[Collection entries]
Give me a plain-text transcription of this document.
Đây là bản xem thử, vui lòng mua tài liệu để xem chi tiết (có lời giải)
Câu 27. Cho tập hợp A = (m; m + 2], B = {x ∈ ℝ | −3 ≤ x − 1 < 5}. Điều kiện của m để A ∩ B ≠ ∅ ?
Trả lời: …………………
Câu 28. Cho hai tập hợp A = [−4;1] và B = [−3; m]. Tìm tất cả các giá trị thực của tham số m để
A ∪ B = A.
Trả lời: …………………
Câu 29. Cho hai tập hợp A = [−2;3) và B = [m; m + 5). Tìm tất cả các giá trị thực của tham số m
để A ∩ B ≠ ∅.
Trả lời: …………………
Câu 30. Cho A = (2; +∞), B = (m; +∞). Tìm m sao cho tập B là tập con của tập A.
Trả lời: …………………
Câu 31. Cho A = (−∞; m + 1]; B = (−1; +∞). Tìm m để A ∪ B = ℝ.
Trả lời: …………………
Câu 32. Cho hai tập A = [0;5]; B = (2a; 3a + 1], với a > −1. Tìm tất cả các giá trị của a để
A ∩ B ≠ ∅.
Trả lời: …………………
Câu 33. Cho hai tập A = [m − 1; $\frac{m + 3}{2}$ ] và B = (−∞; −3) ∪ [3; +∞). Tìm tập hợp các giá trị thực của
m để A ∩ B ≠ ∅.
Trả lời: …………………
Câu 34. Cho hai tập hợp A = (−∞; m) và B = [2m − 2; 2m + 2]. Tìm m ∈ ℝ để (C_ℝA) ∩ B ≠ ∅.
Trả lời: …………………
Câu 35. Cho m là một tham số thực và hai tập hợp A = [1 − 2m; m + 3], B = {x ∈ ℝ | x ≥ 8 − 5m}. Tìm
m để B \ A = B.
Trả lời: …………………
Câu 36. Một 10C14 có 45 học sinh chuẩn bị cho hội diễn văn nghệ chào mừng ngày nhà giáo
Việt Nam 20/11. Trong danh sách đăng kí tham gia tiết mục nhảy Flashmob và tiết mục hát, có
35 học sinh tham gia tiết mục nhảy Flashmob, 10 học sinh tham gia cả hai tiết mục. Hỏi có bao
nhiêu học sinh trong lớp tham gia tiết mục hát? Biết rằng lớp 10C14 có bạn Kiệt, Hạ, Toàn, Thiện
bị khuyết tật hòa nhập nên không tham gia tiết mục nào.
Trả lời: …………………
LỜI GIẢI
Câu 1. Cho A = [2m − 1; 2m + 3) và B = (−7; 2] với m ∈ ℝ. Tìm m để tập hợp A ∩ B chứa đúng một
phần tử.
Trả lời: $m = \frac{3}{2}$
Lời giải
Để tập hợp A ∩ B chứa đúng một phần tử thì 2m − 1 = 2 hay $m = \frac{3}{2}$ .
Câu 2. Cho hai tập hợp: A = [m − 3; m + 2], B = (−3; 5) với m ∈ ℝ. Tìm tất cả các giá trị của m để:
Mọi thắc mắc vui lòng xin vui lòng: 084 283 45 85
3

Your objective: Transcribe the whole listing with nothing added or left out.

Solution:
Give me a plain-text transcription of this document.
Đây là bản xem thử, vui lòng mua tài liệu để xem chi tiết (có lời giải)
Câu 27. Cho tập hợp A = (m; m + 2], B = {x ∈ ℝ | −3 ≤ x − 1 < 5}. Điều kiện của m để A ∩ B ≠ ∅ ?
Trả lời: …………………
Câu 28. Cho hai tập hợp A = [−4;1] và B = [−3; m]. Tìm tất cả các giá trị thực của tham số m để
A ∪ B = A.
Trả lời: …………………
Câu 29. Cho hai tập hợp A = [−2;3) và B = [m; m + 5). Tìm tất cả các giá trị thực của tham số m
để A ∩ B ≠ ∅.
Trả lời: …………………
Câu 30. Cho A = (2; +∞), B = (m; +∞). Tìm m sao cho tập B là tập con của tập A.
Trả lời: …………………
Câu 31. Cho A = (−∞; m + 1]; B = (−1; +∞). Tìm m để A ∪ B = ℝ.
Trả lời: …………………
Câu 32. Cho hai tập A = [0;5]; B = (2a; 3a + 1], với a > −1. Tìm tất cả các giá trị của a để
A ∩ B ≠ ∅.
Trả lời: …………………
Câu 33. Cho hai tập A = [m − 1; $\frac{m + 3}{2}$ ] và B = (−∞; −3) ∪ [3; +∞). Tìm tập hợp các giá trị thực của
m để A ∩ B ≠ ∅.
Trả lời: …………………
Câu 34. Cho hai tập hợp A = (−∞; m) và B = [2m − 2; 2m + 2]. Tìm m ∈ ℝ để (C_ℝA) ∩ B ≠ ∅.
Trả lời: …………………
Câu 35. Cho m là một tham số thực và hai tập hợp A = [1 − 2m; m + 3], B = {x ∈ ℝ | x ≥ 8 − 5m}. Tìm
m để B \ A = B.
Trả lời: …………………
Câu 36. Một 10C14 có 45 học sinh chuẩn bị cho hội diễn văn nghệ chào mừng ngày nhà giáo
Việt Nam 20/11. Trong danh sách đăng kí tham gia tiết mục nhảy Flashmob và tiết mục hát, có
35 học sinh tham gia tiết mục nhảy Flashmob, 10 học sinh tham gia cả hai tiết mục. Hỏi có bao
nhiêu học sinh trong lớp tham gia tiết mục hát? Biết rằng lớp 10C14 có bạn Kiệt, Hạ, Toàn, Thiện
bị khuyết tật hòa nhập nên không tham gia tiết mục nào.
Trả lời: …………………
LỜI GIẢI
Câu 1. Cho A = [2m − 1; 2m + 3) và B = (−7; 2] với m ∈ ℝ. Tìm m để tập hợp A ∩ B chứa đúng một
phần tử.
Trả lời: $m = \frac{3}{2}$
Lời giải
Để tập hợp A ∩ B chứa đúng một phần tử thì 2m − 1 = 2 hay $m = \frac{3}{2}$ .
Câu 2. Cho hai tập hợp: A = [m − 3; m + 2], B = (−3; 5) với m ∈ ℝ. Tìm tất cả các giá trị của m để:
Mọi thắc mắc vui lòng xin vui lòng: 084 283 45 85
3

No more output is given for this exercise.